» **Exercise objective**:
From the entries that follow, copy each line containing the word "quadratic".

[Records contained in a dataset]
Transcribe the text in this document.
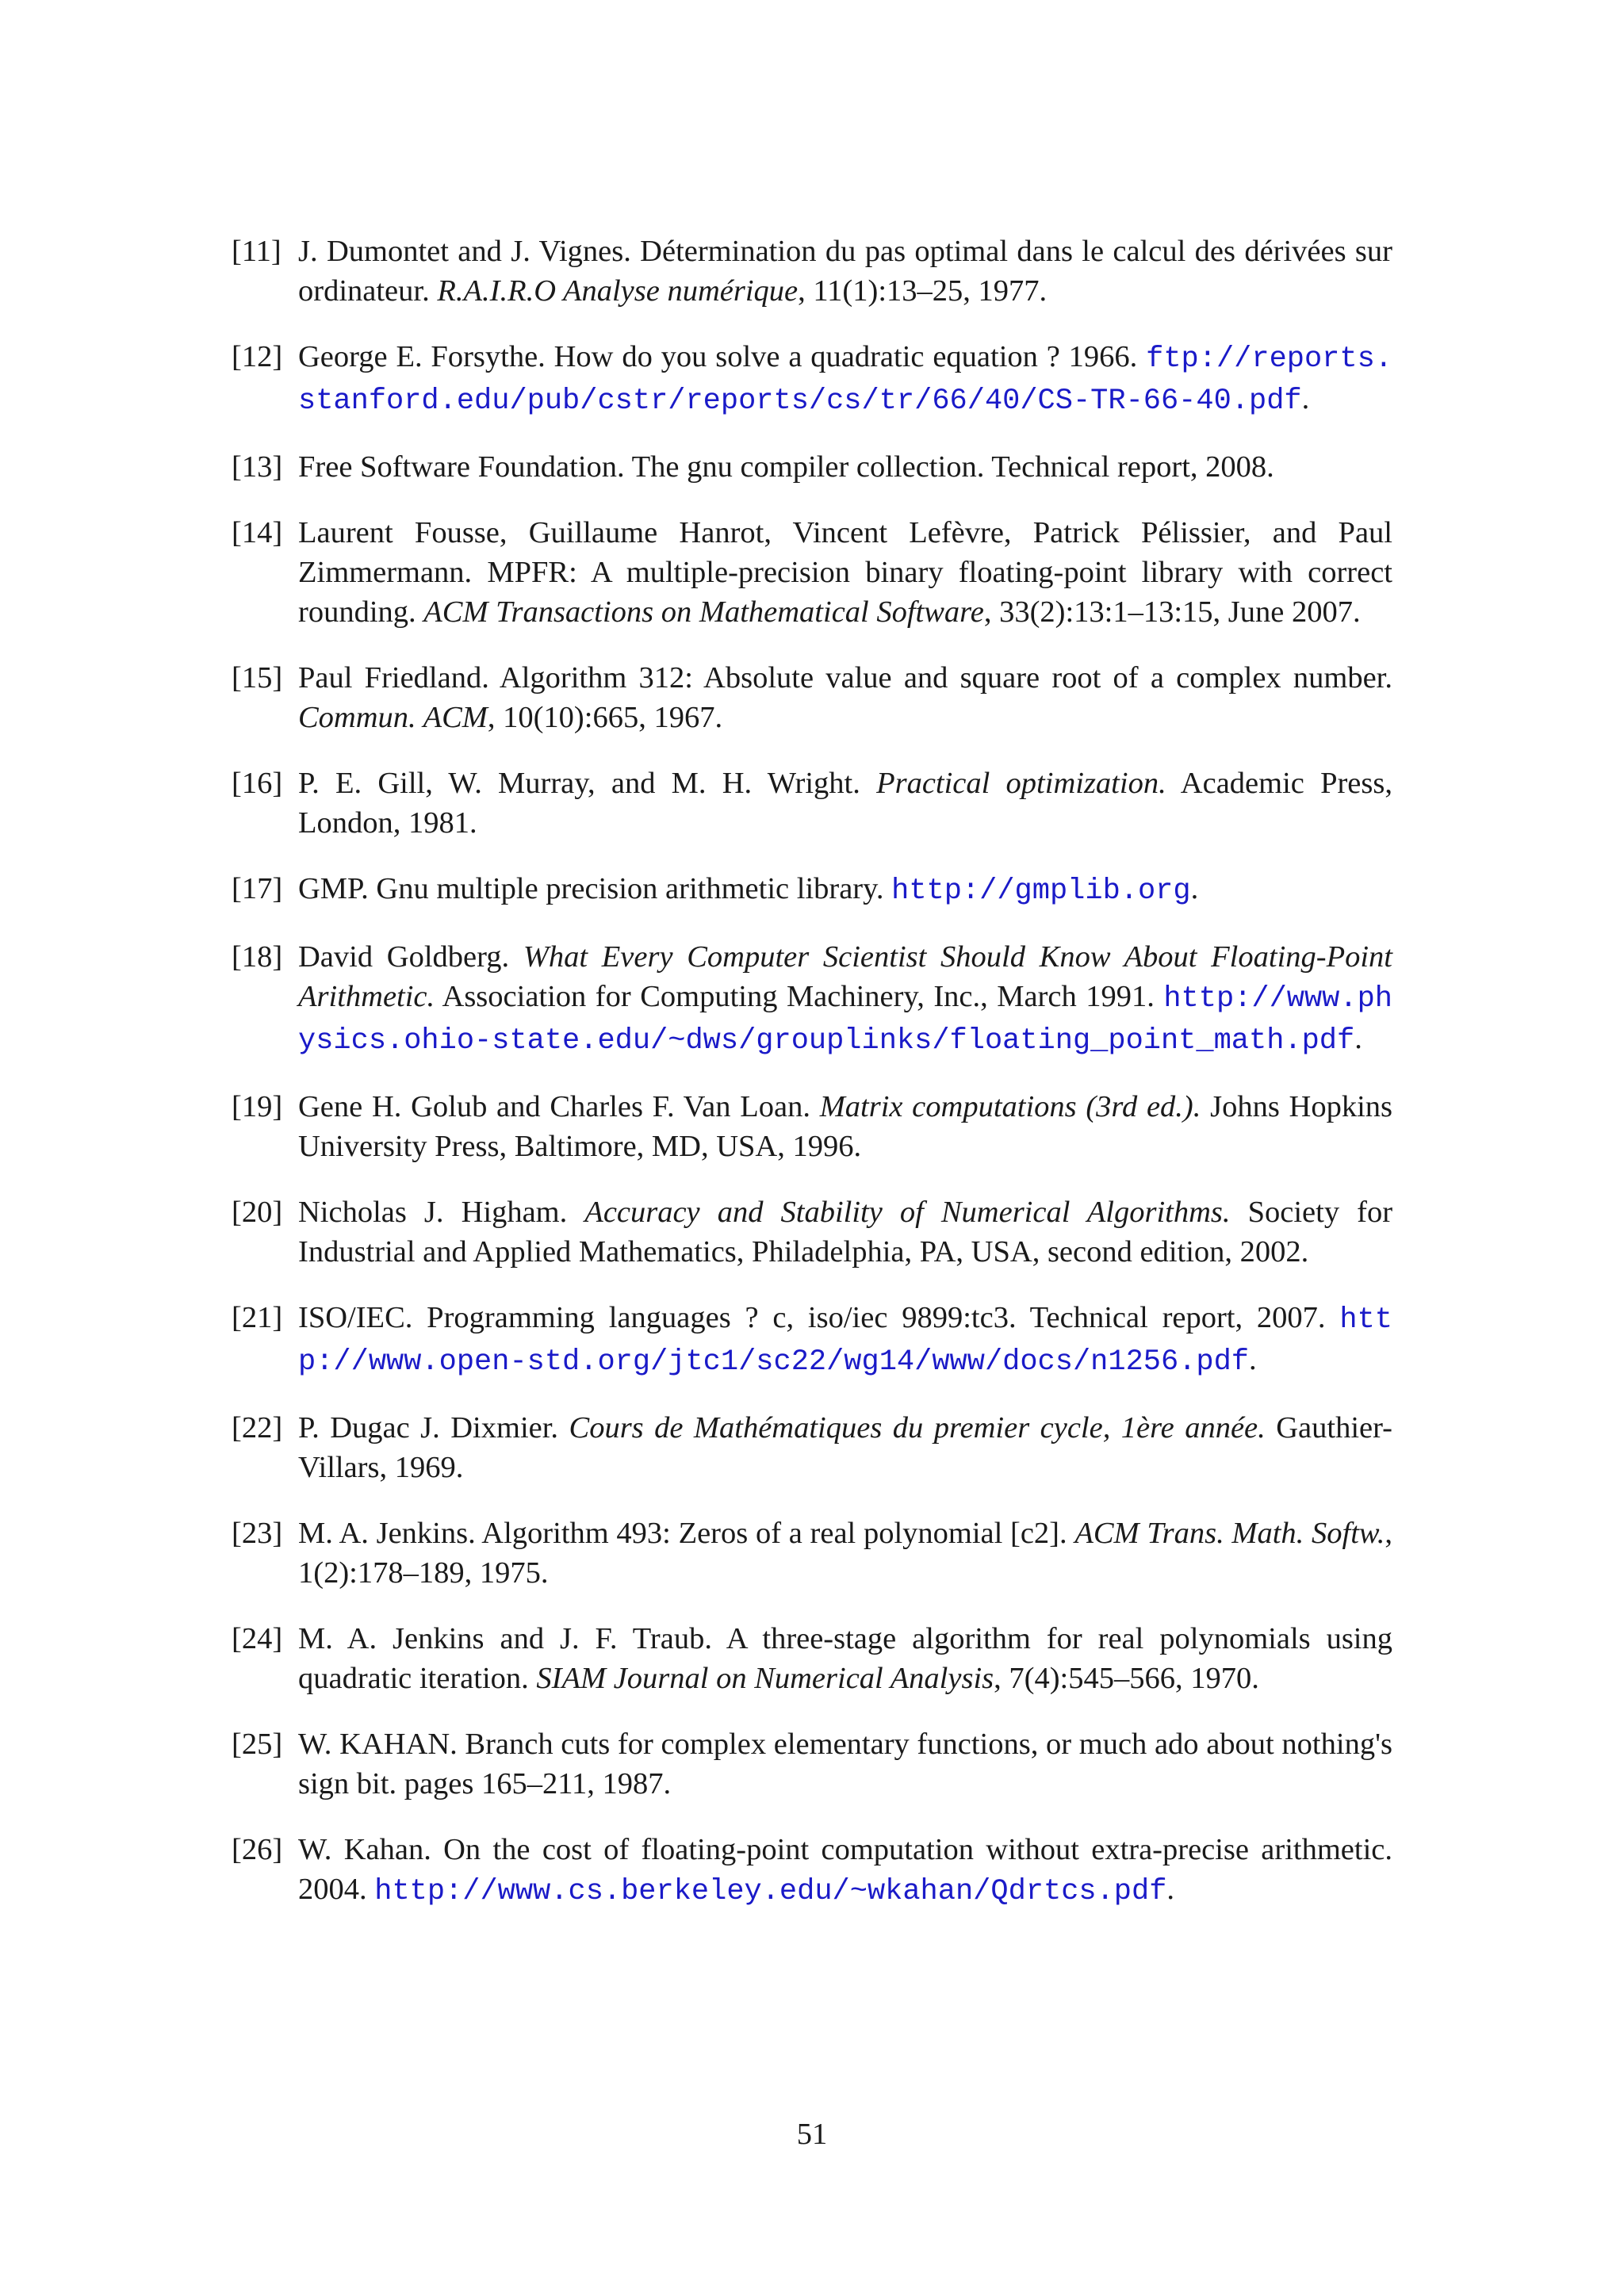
[11] J. Dumontet and J. Vignes. Détermination du pas optimal dans le calcul des dérivées sur ordinateur. R.A.I.R.O Analyse numérique, 11(1):13–25, 1977.
[12] George E. Forsythe. How do you solve a quadratic equation ? 1966. ftp://reports.stanford.edu/pub/cstr/reports/cs/tr/66/40/CS-TR-66-40.pdf.
[13] Free Software Foundation. The gnu compiler collection. Technical report, 2008.
[14] Laurent Fousse, Guillaume Hanrot, Vincent Lefèvre, Patrick Pélissier, and Paul Zimmermann. MPFR: A multiple-precision binary floating-point library with correct rounding. ACM Transactions on Mathematical Software, 33(2):13:1–13:15, June 2007.
[15] Paul Friedland. Algorithm 312: Absolute value and square root of a complex number. Commun. ACM, 10(10):665, 1967.
[16] P. E. Gill, W. Murray, and M. H. Wright. Practical optimization. Academic Press, London, 1981.
[17] GMP. Gnu multiple precision arithmetic library. http://gmplib.org.
[18] David Goldberg. What Every Computer Scientist Should Know About Floating-Point Arithmetic. Association for Computing Machinery, Inc., March 1991. http://www.physics.ohio-state.edu/~dws/grouplinks/floating_point_math.pdf.
[19] Gene H. Golub and Charles F. Van Loan. Matrix computations (3rd ed.). Johns Hopkins University Press, Baltimore, MD, USA, 1996.
[20] Nicholas J. Higham. Accuracy and Stability of Numerical Algorithms. Society for Industrial and Applied Mathematics, Philadelphia, PA, USA, second edition, 2002.
[21] ISO/IEC. Programming languages ? c, iso/iec 9899:tc3. Technical report, 2007. http://www.open-std.org/jtc1/sc22/wg14/www/docs/n1256.pdf.
[22] P. Dugac J. Dixmier. Cours de Mathématiques du premier cycle, 1ère année. Gauthier-Villars, 1969.
[23] M. A. Jenkins. Algorithm 493: Zeros of a real polynomial [c2]. ACM Trans. Math. Softw., 1(2):178–189, 1975.
[24] M. A. Jenkins and J. F. Traub. A three-stage algorithm for real polynomials using quadratic iteration. SIAM Journal on Numerical Analysis, 7(4):545–566, 1970.
[25] W. KAHAN. Branch cuts for complex elementary functions, or much ado about nothing's sign bit. pages 165–211, 1987.
[26] W. Kahan. On the cost of floating-point computation without extra-precise arithmetic. 2004. http://www.cs.berkeley.edu/~wkahan/Qdrtcs.pdf.
51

» **Task output**:
[12] George E. Forsythe. How do you solve a quadratic equation ? 1966. ftp://reports.stanford.edu/pub/cstr/reports/cs/tr/66/40/CS-TR-66-40.pdf.
[24] M. A. Jenkins and J. F. Traub. A three-stage algorithm for real polynomials using quadratic iteration. SIAM Journal on Numerical Analysis, 7(4):545–566, 1970.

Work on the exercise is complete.